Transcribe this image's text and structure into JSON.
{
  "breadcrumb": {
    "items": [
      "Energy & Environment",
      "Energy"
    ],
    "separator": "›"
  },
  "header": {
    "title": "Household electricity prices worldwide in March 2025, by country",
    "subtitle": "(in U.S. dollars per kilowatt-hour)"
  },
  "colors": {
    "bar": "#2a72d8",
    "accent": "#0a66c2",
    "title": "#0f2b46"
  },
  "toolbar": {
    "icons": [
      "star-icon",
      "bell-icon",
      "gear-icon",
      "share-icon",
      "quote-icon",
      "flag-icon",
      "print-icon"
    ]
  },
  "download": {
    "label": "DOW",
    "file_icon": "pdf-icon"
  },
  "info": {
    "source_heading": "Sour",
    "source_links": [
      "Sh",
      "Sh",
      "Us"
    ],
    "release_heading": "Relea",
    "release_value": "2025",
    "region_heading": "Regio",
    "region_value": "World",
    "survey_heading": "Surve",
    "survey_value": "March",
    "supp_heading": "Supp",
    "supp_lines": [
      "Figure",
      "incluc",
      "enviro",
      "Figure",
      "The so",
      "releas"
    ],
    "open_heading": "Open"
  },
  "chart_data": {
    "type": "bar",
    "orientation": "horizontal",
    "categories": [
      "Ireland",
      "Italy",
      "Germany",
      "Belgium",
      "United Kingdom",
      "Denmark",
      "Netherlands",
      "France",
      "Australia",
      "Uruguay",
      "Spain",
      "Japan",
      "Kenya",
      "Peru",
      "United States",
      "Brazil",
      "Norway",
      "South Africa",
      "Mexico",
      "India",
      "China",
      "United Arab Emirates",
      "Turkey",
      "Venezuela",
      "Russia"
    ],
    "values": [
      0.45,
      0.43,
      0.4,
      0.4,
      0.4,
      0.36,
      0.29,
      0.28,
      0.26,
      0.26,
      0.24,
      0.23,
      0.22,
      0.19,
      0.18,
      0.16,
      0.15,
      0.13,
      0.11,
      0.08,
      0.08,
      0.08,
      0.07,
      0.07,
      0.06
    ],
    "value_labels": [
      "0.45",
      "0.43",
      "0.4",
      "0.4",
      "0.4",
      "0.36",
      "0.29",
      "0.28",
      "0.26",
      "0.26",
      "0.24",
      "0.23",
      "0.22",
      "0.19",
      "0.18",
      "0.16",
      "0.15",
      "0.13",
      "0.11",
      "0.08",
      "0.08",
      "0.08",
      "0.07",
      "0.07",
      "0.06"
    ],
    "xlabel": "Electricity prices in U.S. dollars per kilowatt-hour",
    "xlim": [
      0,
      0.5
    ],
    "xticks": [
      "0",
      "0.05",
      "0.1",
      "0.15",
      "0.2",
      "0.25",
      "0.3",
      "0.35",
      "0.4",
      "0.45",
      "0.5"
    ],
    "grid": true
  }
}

========================================================================

_PROBLEM_
Select every line where the word "prices" occurs.

_THE OUTPUT_
    "title": "Household electricity prices worldwide in March 2025, by country",
    "xlabel": "Electricity prices in U.S. dollars per kilowatt-hour",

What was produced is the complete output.